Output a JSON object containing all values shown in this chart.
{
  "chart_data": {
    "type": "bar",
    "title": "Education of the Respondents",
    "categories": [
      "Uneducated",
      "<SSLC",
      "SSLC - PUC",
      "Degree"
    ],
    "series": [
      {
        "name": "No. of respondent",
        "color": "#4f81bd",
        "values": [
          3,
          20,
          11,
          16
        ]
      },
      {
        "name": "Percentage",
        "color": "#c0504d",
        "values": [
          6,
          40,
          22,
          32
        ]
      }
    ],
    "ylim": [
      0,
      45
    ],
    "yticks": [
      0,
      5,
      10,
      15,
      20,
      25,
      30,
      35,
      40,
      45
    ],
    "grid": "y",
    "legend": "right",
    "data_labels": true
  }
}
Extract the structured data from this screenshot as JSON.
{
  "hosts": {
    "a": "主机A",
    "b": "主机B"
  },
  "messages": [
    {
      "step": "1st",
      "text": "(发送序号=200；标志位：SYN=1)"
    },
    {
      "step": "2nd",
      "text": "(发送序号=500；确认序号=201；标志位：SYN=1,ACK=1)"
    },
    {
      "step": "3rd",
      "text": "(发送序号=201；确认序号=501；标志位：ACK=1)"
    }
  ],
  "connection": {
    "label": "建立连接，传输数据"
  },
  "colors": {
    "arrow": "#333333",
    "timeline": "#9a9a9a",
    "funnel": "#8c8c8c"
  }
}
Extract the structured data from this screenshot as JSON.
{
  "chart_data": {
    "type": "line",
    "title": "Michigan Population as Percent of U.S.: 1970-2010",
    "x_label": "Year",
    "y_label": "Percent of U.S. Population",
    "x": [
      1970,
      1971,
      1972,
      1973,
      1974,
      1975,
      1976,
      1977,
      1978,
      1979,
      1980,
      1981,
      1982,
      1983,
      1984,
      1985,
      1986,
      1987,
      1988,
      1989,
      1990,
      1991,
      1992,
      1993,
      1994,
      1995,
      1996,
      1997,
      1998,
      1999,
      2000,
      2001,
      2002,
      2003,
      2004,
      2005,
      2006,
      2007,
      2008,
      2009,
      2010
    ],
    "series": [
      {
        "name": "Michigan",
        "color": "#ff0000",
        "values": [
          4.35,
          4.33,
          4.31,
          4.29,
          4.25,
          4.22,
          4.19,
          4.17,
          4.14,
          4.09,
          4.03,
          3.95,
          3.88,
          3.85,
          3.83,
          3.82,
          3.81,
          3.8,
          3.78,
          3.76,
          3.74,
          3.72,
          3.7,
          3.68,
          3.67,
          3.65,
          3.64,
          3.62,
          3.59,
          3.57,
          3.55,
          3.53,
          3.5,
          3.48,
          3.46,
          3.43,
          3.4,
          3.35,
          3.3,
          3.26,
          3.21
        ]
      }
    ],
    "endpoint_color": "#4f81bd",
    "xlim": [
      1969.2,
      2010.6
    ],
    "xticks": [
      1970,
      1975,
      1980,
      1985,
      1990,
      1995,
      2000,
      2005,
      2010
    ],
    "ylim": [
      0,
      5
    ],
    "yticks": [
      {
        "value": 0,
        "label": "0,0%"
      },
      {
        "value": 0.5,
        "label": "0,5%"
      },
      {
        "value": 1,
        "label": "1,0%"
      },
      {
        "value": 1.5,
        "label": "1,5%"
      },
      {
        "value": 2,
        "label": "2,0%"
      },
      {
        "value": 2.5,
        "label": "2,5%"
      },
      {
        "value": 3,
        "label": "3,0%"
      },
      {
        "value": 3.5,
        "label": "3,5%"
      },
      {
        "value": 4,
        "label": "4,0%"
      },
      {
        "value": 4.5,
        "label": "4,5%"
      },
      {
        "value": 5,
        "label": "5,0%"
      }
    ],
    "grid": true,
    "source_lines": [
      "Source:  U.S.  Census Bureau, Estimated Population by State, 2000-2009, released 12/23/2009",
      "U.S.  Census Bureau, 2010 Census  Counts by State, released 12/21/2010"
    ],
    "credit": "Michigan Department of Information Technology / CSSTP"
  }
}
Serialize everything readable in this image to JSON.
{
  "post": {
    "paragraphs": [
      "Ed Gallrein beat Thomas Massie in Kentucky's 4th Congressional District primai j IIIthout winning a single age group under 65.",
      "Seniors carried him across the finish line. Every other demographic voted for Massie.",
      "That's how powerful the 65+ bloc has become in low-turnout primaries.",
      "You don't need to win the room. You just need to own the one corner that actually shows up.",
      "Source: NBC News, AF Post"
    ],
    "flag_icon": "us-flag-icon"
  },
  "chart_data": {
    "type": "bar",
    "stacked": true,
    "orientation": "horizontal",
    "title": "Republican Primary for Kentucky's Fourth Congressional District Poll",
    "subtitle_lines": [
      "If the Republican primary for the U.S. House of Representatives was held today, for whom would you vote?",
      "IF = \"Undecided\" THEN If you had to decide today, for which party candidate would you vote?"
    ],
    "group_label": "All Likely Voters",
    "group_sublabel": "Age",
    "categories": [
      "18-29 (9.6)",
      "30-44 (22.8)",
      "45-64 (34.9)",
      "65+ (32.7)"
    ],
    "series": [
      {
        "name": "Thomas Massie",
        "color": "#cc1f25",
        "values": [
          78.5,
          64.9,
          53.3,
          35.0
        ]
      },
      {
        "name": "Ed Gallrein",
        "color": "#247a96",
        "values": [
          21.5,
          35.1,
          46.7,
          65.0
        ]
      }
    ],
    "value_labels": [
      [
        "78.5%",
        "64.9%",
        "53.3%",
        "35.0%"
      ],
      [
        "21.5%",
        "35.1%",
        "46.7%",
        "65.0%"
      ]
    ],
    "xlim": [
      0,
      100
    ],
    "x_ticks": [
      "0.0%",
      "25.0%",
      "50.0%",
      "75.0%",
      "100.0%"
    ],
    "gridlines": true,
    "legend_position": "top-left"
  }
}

##############################

• **Given problem**
Print every entry exactly as written.

• **Final answer**
Output a JSON object containing all values shown in this chart.
{
  "chart_data": {
    "type": "bar",
    "title": "Education of the Respondents",
    "categories": [
      "Uneducated",
      "<SSLC",
      "SSLC - PUC",
      "Degree"
    ],
    "series": [
      {
        "name": "No. of respondent",
        "color": "#4f81bd",
        "values": [
          3,
          20,
          11,
          16
        ]
      },
      {
        "name": "Percentage",
        "color": "#c0504d",
        "values": [
          6,
          40,
          22,
          32
        ]
      }
    ],
    "ylim": [
      0,
      45
    ],
    "yticks": [
      0,
      5,
      10,
      15,
      20,
      25,
      30,
      35,
      40,
      45
    ],
    "grid": "y",
    "legend": "right",
    "data_labels": true
  }
}
Extract the structured data from this screenshot as JSON.
{
  "hosts": {
    "a": "主机A",
    "b": "主机B"
  },
  "messages": [
    {
      "step": "1st",
      "text": "(发送序号=200；标志位：SYN=1)"
    },
    {
      "step": "2nd",
      "text": "(发送序号=500；确认序号=201；标志位：SYN=1,ACK=1)"
    },
    {
      "step": "3rd",
      "text": "(发送序号=201；确认序号=501；标志位：ACK=1)"
    }
  ],
  "connection": {
    "label": "建立连接，传输数据"
  },
  "colors": {
    "arrow": "#333333",
    "timeline": "#9a9a9a",
    "funnel": "#8c8c8c"
  }
}
Extract the structured data from this screenshot as JSON.
{
  "chart_data": {
    "type": "line",
    "title": "Michigan Population as Percent of U.S.: 1970-2010",
    "x_label": "Year",
    "y_label": "Percent of U.S. Population",
    "x": [
      1970,
      1971,
      1972,
      1973,
      1974,
      1975,
      1976,
      1977,
      1978,
      1979,
      1980,
      1981,
      1982,
      1983,
      1984,
      1985,
      1986,
      1987,
      1988,
      1989,
      1990,
      1991,
      1992,
      1993,
      1994,
      1995,
      1996,
      1997,
      1998,
      1999,
      2000,
      2001,
      2002,
      2003,
      2004,
      2005,
      2006,
      2007,
      2008,
      2009,
      2010
    ],
    "series": [
      {
        "name": "Michigan",
        "color": "#ff0000",
        "values": [
          4.35,
          4.33,
          4.31,
          4.29,
          4.25,
          4.22,
          4.19,
          4.17,
          4.14,
          4.09,
          4.03,
          3.95,
          3.88,
          3.85,
          3.83,
          3.82,
          3.81,
          3.8,
          3.78,
          3.76,
          3.74,
          3.72,
          3.7,
          3.68,
          3.67,
          3.65,
          3.64,
          3.62,
          3.59,
          3.57,
          3.55,
          3.53,
          3.5,
          3.48,
          3.46,
          3.43,
          3.4,
          3.35,
          3.3,
          3.26,
          3.21
        ]
      }
    ],
    "endpoint_color": "#4f81bd",
    "xlim": [
      1969.2,
      2010.6
    ],
    "xticks": [
      1970,
      1975,
      1980,
      1985,
      1990,
      1995,
      2000,
      2005,
      2010
    ],
    "ylim": [
      0,
      5
    ],
    "yticks": [
      {
        "value": 0,
        "label": "0,0%"
      },
      {
        "value": 0.5,
        "label": "0,5%"
      },
      {
        "value": 1,
        "label": "1,0%"
      },
      {
        "value": 1.5,
        "label": "1,5%"
      },
      {
        "value": 2,
        "label": "2,0%"
      },
      {
        "value": 2.5,
        "label": "2,5%"
      },
      {
        "value": 3,
        "label": "3,0%"
      },
      {
        "value": 3.5,
        "label": "3,5%"
      },
      {
        "value": 4,
        "label": "4,0%"
      },
      {
        "value": 4.5,
        "label": "4,5%"
      },
      {
        "value": 5,
        "label": "5,0%"
      }
    ],
    "grid": true,
    "source_lines": [
      "Source:  U.S.  Census Bureau, Estimated Population by State, 2000-2009, released 12/23/2009",
      "U.S.  Census Bureau, 2010 Census  Counts by State, released 12/21/2010"
    ],
    "credit": "Michigan Department of Information Technology / CSSTP"
  }
}
Serialize everything readable in this image to JSON.
{
  "post": {
    "paragraphs": [
      "Ed Gallrein beat Thomas Massie in Kentucky's 4th Congressional District primai j IIIthout winning a single age group under 65.",
      "Seniors carried him across the finish line. Every other demographic voted for Massie.",
      "That's how powerful the 65+ bloc has become in low-turnout primaries.",
      "You don't need to win the room. You just need to own the one corner that actually shows up.",
      "Source: NBC News, AF Post"
    ],
    "flag_icon": "us-flag-icon"
  },
  "chart_data": {
    "type": "bar",
    "stacked": true,
    "orientation": "horizontal",
    "title": "Republican Primary for Kentucky's Fourth Congressional District Poll",
    "subtitle_lines": [
      "If the Republican primary for the U.S. House of Representatives was held today, for whom would you vote?",
      "IF = \"Undecided\" THEN If you had to decide today, for which party candidate would you vote?"
    ],
    "group_label": "All Likely Voters",
    "group_sublabel": "Age",
    "categories": [
      "18-29 (9.6)",
      "30-44 (22.8)",
      "45-64 (34.9)",
      "65+ (32.7)"
    ],
    "series": [
      {
        "name": "Thomas Massie",
        "color": "#cc1f25",
        "values": [
          78.5,
          64.9,
          53.3,
          35.0
        ]
      },
      {
        "name": "Ed Gallrein",
        "color": "#247a96",
        "values": [
          21.5,
          35.1,
          46.7,
          65.0
        ]
      }
    ],
    "value_labels": [
      [
        "78.5%",
        "64.9%",
        "53.3%",
        "35.0%"
      ],
      [
        "21.5%",
        "35.1%",
        "46.7%",
        "65.0%"
      ]
    ],
    "xlim": [
      0,
      100
    ],
    "x_ticks": [
      "0.0%",
      "25.0%",
      "50.0%",
      "75.0%",
      "100.0%"
    ],
    "gridlines": true,
    "legend_position": "top-left"
  }
}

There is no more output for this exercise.